:: DATA RECORDS ::

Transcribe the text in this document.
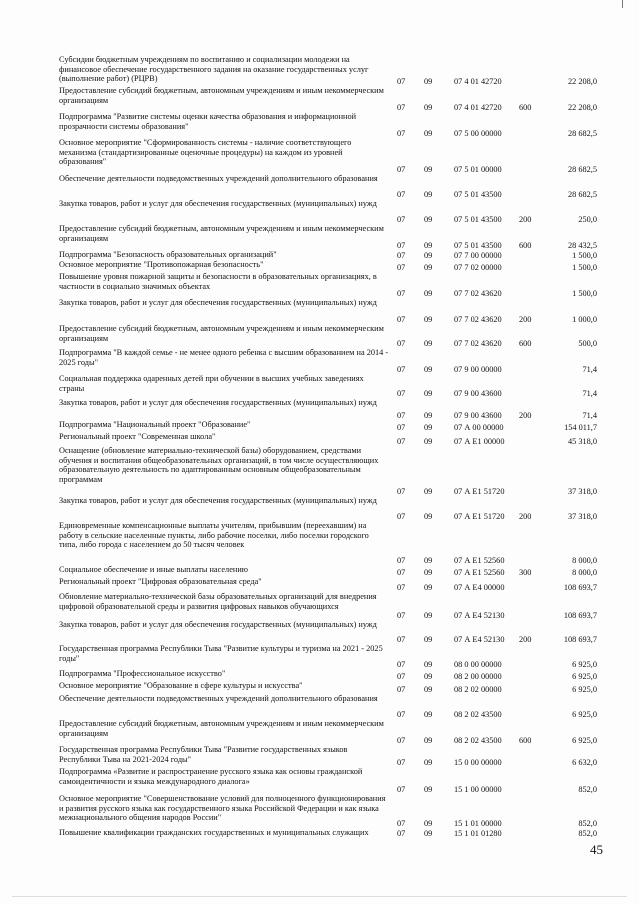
Субсидии бюджетным учреждениям по воспитанию и социализации молодежи на финансовое обеспечение государственного задания на оказание государственных услуг (выполнение работ) (РЦРВ)	07 09	07 4 01 42720	22 208,0
Предоставление субсидий бюджетным, автономным учреждениям и иным некоммерческим организациям
07 09	07 4 01 42720 600	22 208,0
Подпрограмма "Развитие системы оценки качества образования и информационной прозрачности системы образования"
07 09	07 5 00 00000	28 682,5
Основное мероприятие "Сформированность системы - наличие соответствующего механизма (стандартизированные оценочные процедуры) на каждом из уровней образования"
07 09	07 5 01 00000	28 682,5
Обеспечение деятельности подведомственных учреждений дополнительного образования
07 09	07 5 01 43500	28 682,5
Закупка товаров, работ и услуг для обеспечения государственных (муниципальных) нужд
07 09	07 5 01 43500 200	250,0
Предоставление субсидий бюджетным, автономным учреждениям и иным некоммерческим организациям
07 09	07 5 01 43500 600	28 432,5
Подпрограмма "Безопасность образовательных организаций"	07 09	07 7 00 00000	1 500,0
Основное мероприятие "Противопожарная безопасность"	07 09	07 7 02 00000	1 500,0
Повышение уровня пожарной защиты и безопасности в образовательных организациях, в частности в социально значимых объектах
07 09	07 7 02 43620	1 500,0
Закупка товаров, работ и услуг для обеспечения государственных (муниципальных) нужд
07 09	07 7 02 43620 200	1 000,0
Предоставление субсидий бюджетным, автономным учреждениям и иным некоммерческим организациям
07 09	07 7 02 43620 600	500,0
Подпрограмма "В каждой семье - не менее одного ребенка с высшим образованием на 2014 - 2025 годы"
07 09	07 9 00 00000	71,4
Социальная поддержка одаренных детей при обучении в высших учебных заведениях страны
07 09	07 9 00 43600	71,4
Закупка товаров, работ и услуг для обеспечения государственных (муниципальных) нужд
07 09	07 9 00 43600 200	71,4
Подпрограмма "Национальный проект "Образование"	07 09	07 А 00 00000	154 011,7
Региональный проект "Современная школа"	07 09	07 А Е1 00000	45 318,0
Оснащение (обновление материально-технической базы) оборудованием, средствами обучения и воспитания общеобразовательных организаций, в том числе осуществляющих образовательную деятельность по адаптированным основным общеобразовательным программам
07 09	07 А Е1 51720	37 318,0
Закупка товаров, работ и услуг для обеспечения государственных (муниципальных) нужд
07 09	07 А Е1 51720 200	37 318,0
Единовременные компенсационные выплаты учителям, прибывшим (переехавшим) на работу в сельские населенные пункты, либо рабочие поселки, либо поселки городского типа, либо города с населением до 50 тысяч человек
07 09	07 А Е1 52560	8 000,0
Социальное обеспечение и иные выплаты населению	07 09	07 А Е1 52560 300	8 000,0
Региональный проект "Цифровая образовательная среда"
07 09	07 А Е4 00000	108 693,7
Обновление материально-технической базы образовательных организаций для внедрения цифровой образовательной среды и развития цифровых навыков обучающихся
07 09	07 А Е4 52130	108 693,7
Закупка товаров, работ и услуг для обеспечения государственных (муниципальных) нужд
07 09	07 А Е4 52130 200	108 693,7
Государственная программа Республики Тыва "Развитие культуры и туризма на 2021 - 2025 годы"
07 09	08 0 00 00000	6 925,0
Подпрограмма "Профессиональное искусство"	07 09	08 2 00 00000	6 925,0
Основное мероприятие "Образование в сфере культуры и искусства"	07 09	08 2 02 00000	6 925,0
Обеспечение деятельности подведомственных учреждений дополнительного образования
07 09	08 2 02 43500	6 925,0
Предоставление субсидий бюджетным, автономным учреждениям и иным некоммерческим организациям
07 09	08 2 02 43500 600	6 925,0
Государственная программа Республики Тыва "Развитие государственных языков Республики Тыва на 2021-2024 годы"	07 09	15 0 00 00000	6 632,0
Подпрограмма «Развитие и распространение русского языка как основы гражданской самоидентичности и языка международного диалога»
07 09	15 1 00 00000	852,0
Основное мероприятие "Совершенствование условий для полноценного функционирования и развития русского языка как государственного языка Российской Федерации и как языка межнационального общения народов России"
07 09	15 1 01 00000	852,0
Повышение квалификации гражданских государственных и муниципальных служащих	07 09	15 1 01 01280	852,0
45
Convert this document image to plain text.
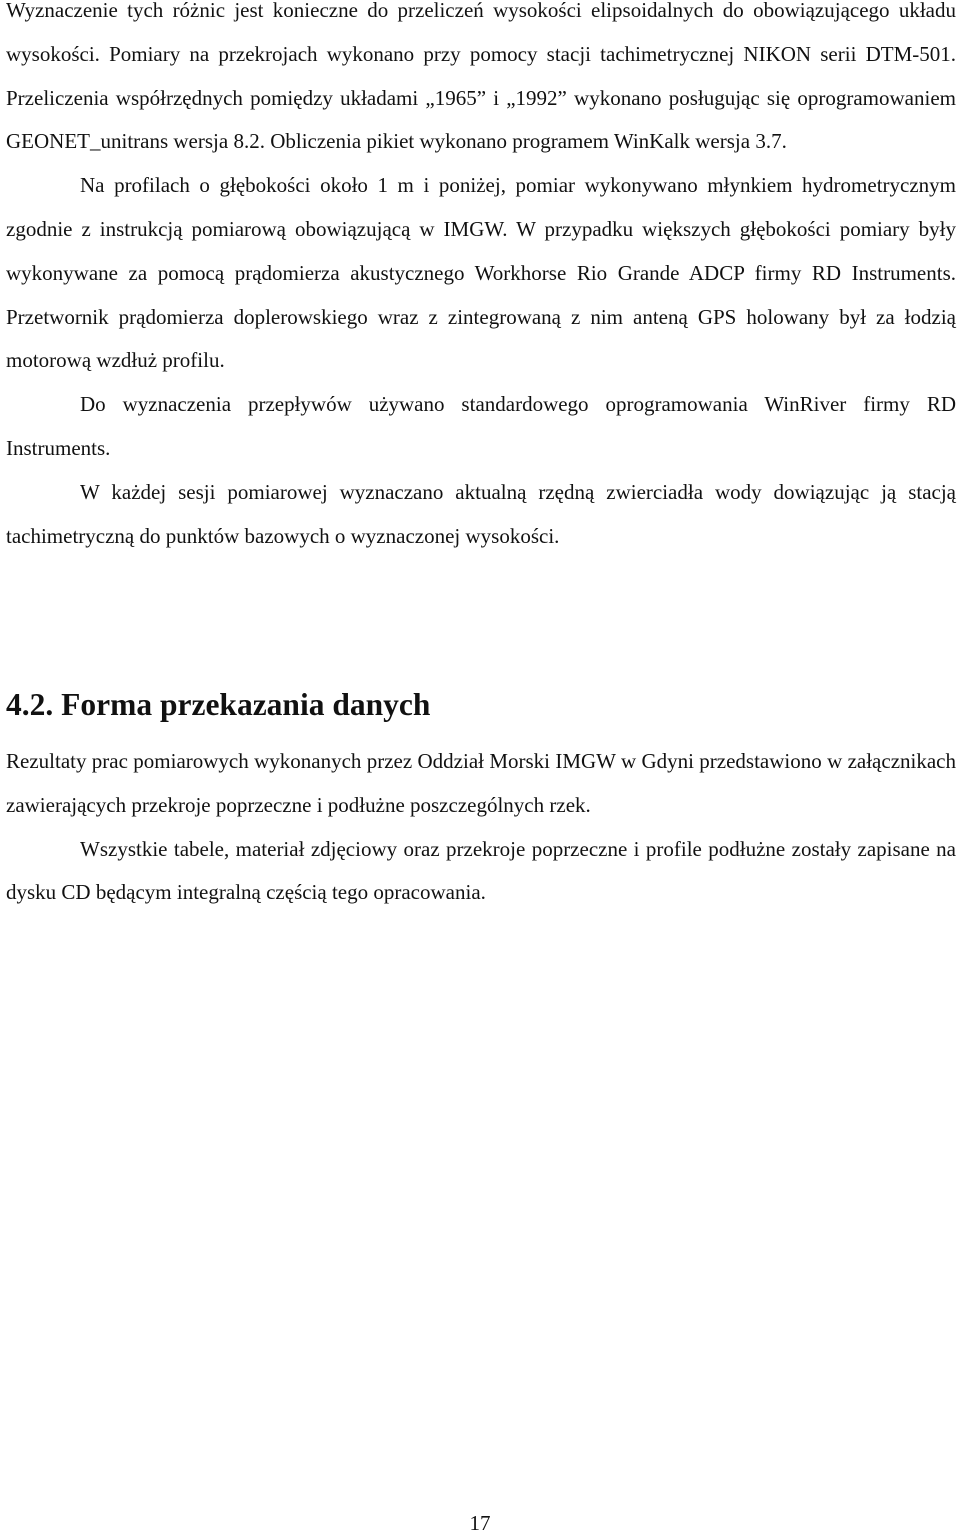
Wyznaczenie tych różnic jest konieczne do przeliczeń wysokości elipsoidalnych do obowiązującego układu wysokości. Pomiary na przekrojach wykonano przy pomocy stacji tachimetrycznej NIKON serii DTM-501. Przeliczenia współrzędnych pomiędzy układami „1965” i „1992” wykonano posługując się oprogramowaniem GEONET_unitrans wersja 8.2. Obliczenia pikiet wykonano programem WinKalk wersja 3.7.

Na profilach o głębokości około 1 m i poniżej, pomiar wykonywano młynkiem hydrometrycznym zgodnie z instrukcją pomiarową obowiązującą w IMGW. W przypadku większych głębokości pomiary były wykonywane za pomocą prądomierza akustycznego Workhorse Rio Grande ADCP firmy RD Instruments. Przetwornik prądomierza doplerowskiego wraz z zintegrowaną z nim anteną GPS holowany był za łodzią motorową wzdłuż profilu.

Do wyznaczenia przepływów używano standardowego oprogramowania WinRiver firmy RD Instruments.

W każdej sesji pomiarowej wyznaczano aktualną rzędną zwierciadła wody dowiązując ją stacją tachimetryczną do punktów bazowych o wyznaczonej wysokości.

4.2. Forma przekazania danych

Rezultaty prac pomiarowych wykonanych przez Oddział Morski IMGW w Gdyni przedstawiono w załącznikach zawierających przekroje poprzeczne i podłużne poszczególnych rzek.

Wszystkie tabele, materiał zdjęciowy oraz przekroje poprzeczne i profile podłużne zostały zapisane na dysku CD będącym integralną częścią tego opracowania.

17
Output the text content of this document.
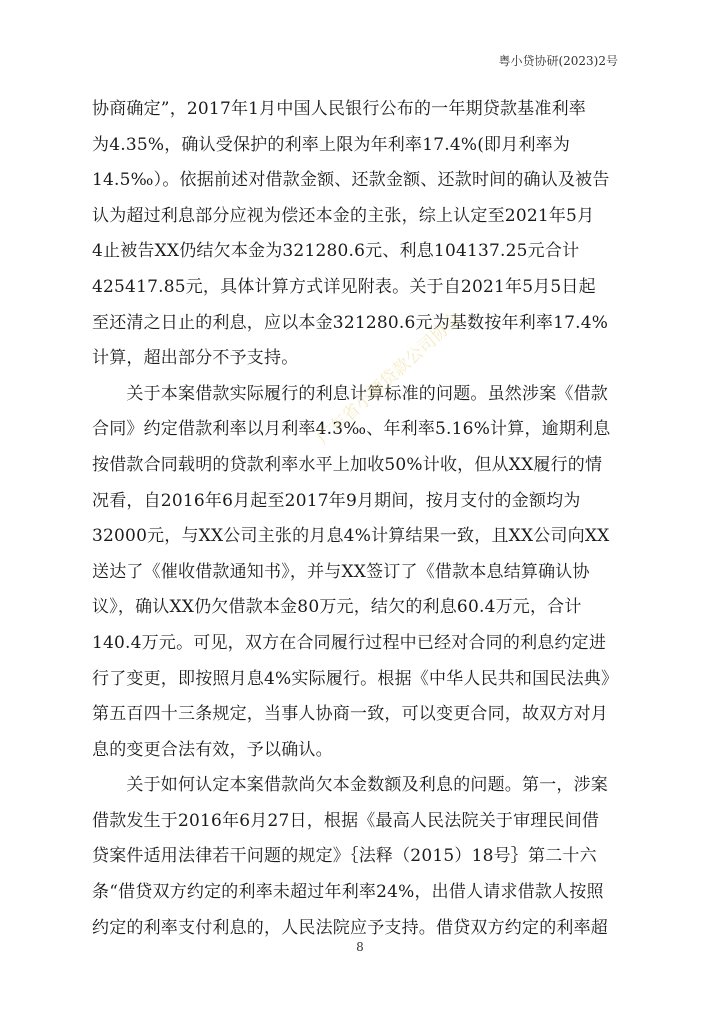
粤小贷协研(2023)2号
协商确定”，2017年1月中国人民银行公布的一年期贷款基准利率
为4.35%，确认受保护的利率上限为年利率17.4%(即月利率为
14.5‰）。依据前述对借款金额、还款金额、还款时间的确认及被告
认为超过利息部分应视为偿还本金的主张，综上认定至2021年5月
4止被告XX仍结欠本金为321280.6元、利息104137.25元合计
425417.85元，具体计算方式详见附表。关于自2021年5月5日起
至还清之日止的利息，应以本金321280.6元为基数按年利率17.4%
计算，超出部分不予支持。
　　关于本案借款实际履行的利息计算标准的问题。虽然涉案《借款
合同》约定借款利率以月利率4.3‰、年利率5.16%计算，逾期利息
按借款合同载明的贷款利率水平上加收50%计收，但从XX履行的情
况看，自2016年6月起至2017年9月期间，按月支付的金额均为
32000元，与XX公司主张的月息4%计算结果一致，且XX公司向XX
送达了《催收借款通知书》，并与XX签订了《借款本息结算确认协
议》，确认XX仍欠借款本金80万元，结欠的利息60.4万元，合计
140.4万元。可见，双方在合同履行过程中已经对合同的利息约定进
行了变更，即按照月息4%实际履行。根据《中华人民共和国民法典》
第五百四十三条规定，当事人协商一致，可以变更合同，故双方对月
息的变更合法有效，予以确认。
　　关于如何认定本案借款尚欠本金数额及利息的问题。第一，涉案
借款发生于2016年6月27日，根据《最高人民法院关于审理民间借
贷案件适用法律若干问题的规定》｛法释（2015）18号｝第二十六
条“借贷双方约定的利率未超过年利率24%，出借人请求借款人按照
约定的利率支付利息的，人民法院应予支持。借贷双方约定的利率超
广东省小额贷款公司协会
8
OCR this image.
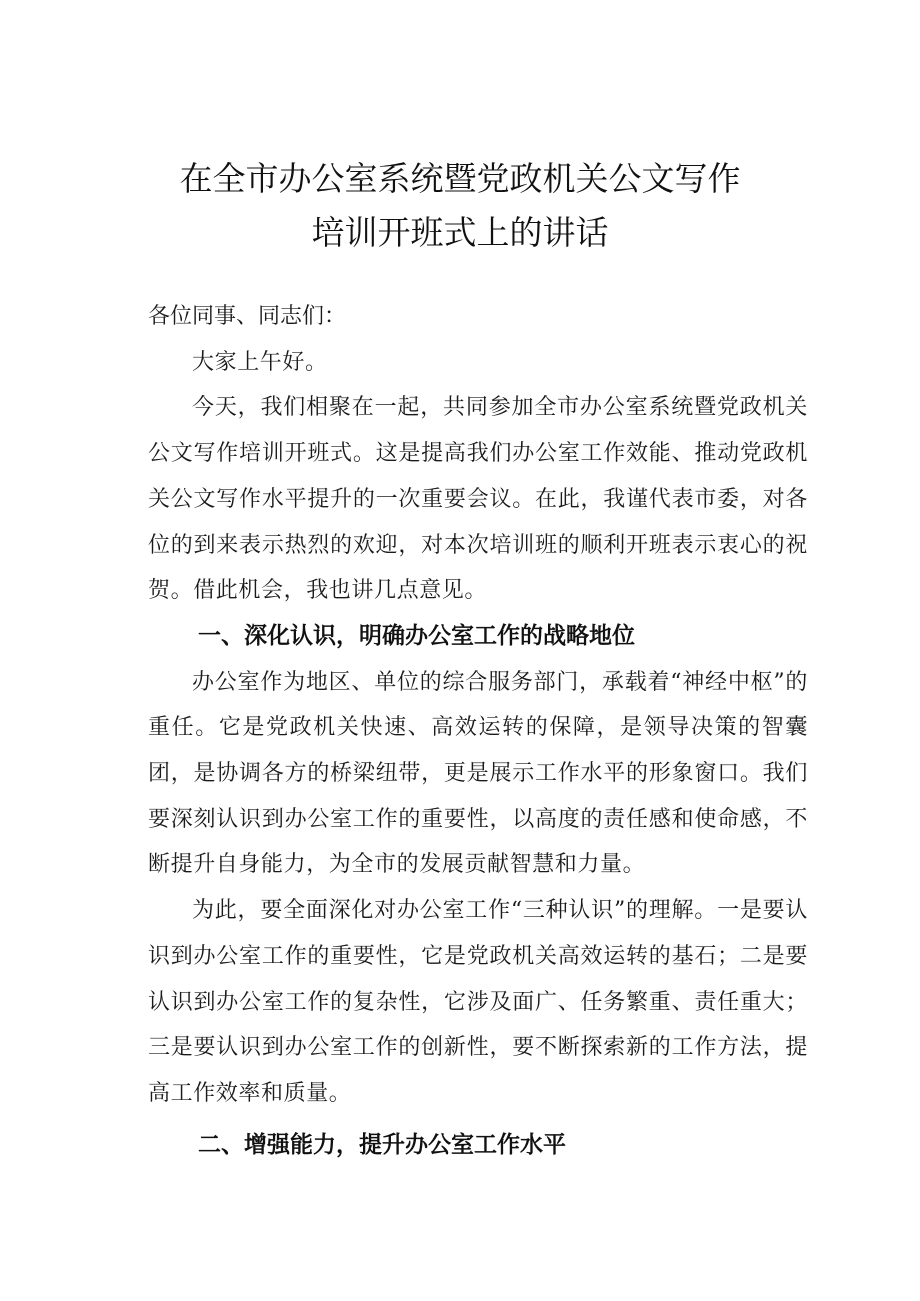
在全市办公室系统暨党政机关公文写作
培训开班式上的讲话

各位同事、同志们：

大家上午好。

今天，我们相聚在一起，共同参加全市办公室系统暨党政机关公文写作培训开班式。这是提高我们办公室工作效能、推动党政机关公文写作水平提升的一次重要会议。在此，我谨代表市委，对各位的到来表示热烈的欢迎，对本次培训班的顺利开班表示衷心的祝贺。借此机会，我也讲几点意见。

一、深化认识，明确办公室工作的战略地位

办公室作为地区、单位的综合服务部门，承载着“神经中枢”的重任。它是党政机关快速、高效运转的保障，是领导决策的智囊团，是协调各方的桥梁纽带，更是展示工作水平的形象窗口。我们要深刻认识到办公室工作的重要性，以高度的责任感和使命感，不断提升自身能力，为全市的发展贡献智慧和力量。

为此，要全面深化对办公室工作“三种认识”的理解。一是要认识到办公室工作的重要性，它是党政机关高效运转的基石；二是要认识到办公室工作的复杂性，它涉及面广、任务繁重、责任重大；三是要认识到办公室工作的创新性，要不断探索新的工作方法，提高工作效率和质量。

二、增强能力，提升办公室工作水平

:::

Omit the pictures and write out exactly the lines from the one containing "OCR this image." through the last line of the material.

OCR this image.
在全市办公室系统暨党政机关公文写作
培训开班式上的讲话

各位同事、同志们：

大家上午好。

今天，我们相聚在一起，共同参加全市办公室系统暨党政机关公文写作培训开班式。这是提高我们办公室工作效能、推动党政机关公文写作水平提升的一次重要会议。在此，我谨代表市委，对各位的到来表示热烈的欢迎，对本次培训班的顺利开班表示衷心的祝贺。借此机会，我也讲几点意见。

一、深化认识，明确办公室工作的战略地位

办公室作为地区、单位的综合服务部门，承载着“神经中枢”的重任。它是党政机关快速、高效运转的保障，是领导决策的智囊团，是协调各方的桥梁纽带，更是展示工作水平的形象窗口。我们要深刻认识到办公室工作的重要性，以高度的责任感和使命感，不断提升自身能力，为全市的发展贡献智慧和力量。

为此，要全面深化对办公室工作“三种认识”的理解。一是要认识到办公室工作的重要性，它是党政机关高效运转的基石；二是要认识到办公室工作的复杂性，它涉及面广、任务繁重、责任重大；三是要认识到办公室工作的创新性，要不断探索新的工作方法，提高工作效率和质量。

二、增强能力，提升办公室工作水平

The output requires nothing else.